**Task input:**
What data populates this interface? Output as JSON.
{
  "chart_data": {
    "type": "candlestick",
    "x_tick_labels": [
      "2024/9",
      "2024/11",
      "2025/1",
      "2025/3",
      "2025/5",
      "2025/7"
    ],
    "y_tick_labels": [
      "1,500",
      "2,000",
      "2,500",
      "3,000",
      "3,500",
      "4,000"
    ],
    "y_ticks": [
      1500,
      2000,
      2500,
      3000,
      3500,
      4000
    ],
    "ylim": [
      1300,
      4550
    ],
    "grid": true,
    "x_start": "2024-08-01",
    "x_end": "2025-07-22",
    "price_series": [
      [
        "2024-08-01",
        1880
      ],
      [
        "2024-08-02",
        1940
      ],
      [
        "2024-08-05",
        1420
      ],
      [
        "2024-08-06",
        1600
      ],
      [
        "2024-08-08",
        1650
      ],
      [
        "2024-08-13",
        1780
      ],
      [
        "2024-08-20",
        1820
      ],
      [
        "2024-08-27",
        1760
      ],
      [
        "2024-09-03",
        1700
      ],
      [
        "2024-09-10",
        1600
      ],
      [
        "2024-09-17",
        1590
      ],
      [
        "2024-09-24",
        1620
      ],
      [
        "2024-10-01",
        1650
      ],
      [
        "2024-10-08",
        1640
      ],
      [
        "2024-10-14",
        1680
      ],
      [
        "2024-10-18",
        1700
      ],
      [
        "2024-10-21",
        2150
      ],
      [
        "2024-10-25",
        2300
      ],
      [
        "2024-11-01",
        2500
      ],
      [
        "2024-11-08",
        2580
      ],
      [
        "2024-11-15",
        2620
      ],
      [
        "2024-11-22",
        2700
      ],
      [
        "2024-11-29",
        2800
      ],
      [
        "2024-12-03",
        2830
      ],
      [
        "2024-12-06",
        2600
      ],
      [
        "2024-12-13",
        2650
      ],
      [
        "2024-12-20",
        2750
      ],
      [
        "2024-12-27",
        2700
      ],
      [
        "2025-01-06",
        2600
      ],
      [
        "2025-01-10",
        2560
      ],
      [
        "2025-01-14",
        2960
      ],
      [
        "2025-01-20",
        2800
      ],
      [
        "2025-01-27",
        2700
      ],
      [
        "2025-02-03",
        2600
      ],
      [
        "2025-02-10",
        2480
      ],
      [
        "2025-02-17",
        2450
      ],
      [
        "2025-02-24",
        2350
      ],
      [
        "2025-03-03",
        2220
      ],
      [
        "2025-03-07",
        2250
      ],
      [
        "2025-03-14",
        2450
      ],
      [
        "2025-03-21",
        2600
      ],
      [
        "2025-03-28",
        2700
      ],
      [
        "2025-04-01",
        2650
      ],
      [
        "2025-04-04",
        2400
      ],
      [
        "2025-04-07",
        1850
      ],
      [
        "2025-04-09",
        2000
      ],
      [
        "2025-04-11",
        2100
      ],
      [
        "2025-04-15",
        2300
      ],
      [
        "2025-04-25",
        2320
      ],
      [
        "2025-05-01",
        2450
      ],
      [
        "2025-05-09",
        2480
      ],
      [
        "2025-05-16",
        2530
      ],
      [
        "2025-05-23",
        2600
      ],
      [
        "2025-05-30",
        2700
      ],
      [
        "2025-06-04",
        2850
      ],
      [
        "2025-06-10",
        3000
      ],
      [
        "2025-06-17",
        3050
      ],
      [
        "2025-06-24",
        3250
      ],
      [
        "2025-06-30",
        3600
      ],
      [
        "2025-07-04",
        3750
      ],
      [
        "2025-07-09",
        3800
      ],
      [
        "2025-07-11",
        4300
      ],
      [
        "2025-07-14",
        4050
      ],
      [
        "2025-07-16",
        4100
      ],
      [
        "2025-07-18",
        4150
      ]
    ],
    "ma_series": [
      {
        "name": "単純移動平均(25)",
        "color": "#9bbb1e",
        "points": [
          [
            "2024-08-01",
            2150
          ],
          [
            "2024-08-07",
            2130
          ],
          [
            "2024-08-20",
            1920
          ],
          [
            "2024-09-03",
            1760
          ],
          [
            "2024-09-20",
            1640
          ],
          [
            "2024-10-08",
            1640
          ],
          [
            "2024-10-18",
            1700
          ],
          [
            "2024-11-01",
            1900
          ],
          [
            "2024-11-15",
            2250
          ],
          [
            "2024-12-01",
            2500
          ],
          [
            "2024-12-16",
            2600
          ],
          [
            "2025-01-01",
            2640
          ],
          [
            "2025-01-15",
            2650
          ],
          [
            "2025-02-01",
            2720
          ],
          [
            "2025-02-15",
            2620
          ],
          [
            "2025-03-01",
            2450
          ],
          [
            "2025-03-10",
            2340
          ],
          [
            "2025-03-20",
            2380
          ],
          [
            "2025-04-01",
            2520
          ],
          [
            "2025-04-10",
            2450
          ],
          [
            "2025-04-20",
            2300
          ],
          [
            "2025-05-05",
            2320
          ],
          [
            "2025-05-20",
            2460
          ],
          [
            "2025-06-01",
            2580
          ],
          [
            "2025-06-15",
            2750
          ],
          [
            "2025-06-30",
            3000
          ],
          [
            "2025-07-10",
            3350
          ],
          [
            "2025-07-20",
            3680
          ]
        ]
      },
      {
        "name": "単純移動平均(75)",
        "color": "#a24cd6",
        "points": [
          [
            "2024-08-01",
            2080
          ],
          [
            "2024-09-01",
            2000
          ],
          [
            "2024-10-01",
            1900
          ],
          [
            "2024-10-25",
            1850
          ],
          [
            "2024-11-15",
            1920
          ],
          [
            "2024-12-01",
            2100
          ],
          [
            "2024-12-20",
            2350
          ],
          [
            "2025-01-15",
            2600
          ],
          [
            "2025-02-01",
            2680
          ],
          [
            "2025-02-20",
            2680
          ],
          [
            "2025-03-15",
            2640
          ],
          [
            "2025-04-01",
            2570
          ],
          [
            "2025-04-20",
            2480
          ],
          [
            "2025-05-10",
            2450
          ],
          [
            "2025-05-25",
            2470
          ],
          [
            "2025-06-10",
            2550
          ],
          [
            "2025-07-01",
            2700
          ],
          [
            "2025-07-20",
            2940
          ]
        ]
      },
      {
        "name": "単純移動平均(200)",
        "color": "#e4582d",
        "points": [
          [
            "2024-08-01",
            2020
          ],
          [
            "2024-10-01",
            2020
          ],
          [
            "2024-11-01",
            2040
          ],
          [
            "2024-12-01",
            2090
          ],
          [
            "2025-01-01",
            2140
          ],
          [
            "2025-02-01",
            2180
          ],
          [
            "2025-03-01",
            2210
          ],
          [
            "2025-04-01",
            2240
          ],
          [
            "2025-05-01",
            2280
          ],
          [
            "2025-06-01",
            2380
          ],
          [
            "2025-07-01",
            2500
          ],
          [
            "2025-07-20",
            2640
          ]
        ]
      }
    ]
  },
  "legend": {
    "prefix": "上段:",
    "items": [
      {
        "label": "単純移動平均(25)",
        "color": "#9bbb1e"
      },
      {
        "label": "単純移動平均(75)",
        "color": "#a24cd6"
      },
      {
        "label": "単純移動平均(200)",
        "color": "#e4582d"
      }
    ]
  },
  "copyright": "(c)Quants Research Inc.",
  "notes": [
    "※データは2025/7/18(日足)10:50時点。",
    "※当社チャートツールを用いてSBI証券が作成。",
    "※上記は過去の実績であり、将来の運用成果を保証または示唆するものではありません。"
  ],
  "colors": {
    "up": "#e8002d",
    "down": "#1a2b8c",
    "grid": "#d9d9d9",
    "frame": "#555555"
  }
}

**Requirement:**
Using the records above, find and show each line with the string "単純移動平均".

**The completed task:**
        "name": "単純移動平均(25)",
        "name": "単純移動平均(75)",
        "name": "単純移動平均(200)",
        "label": "単純移動平均(25)",
        "label": "単純移動平均(75)",
        "label": "単純移動平均(200)",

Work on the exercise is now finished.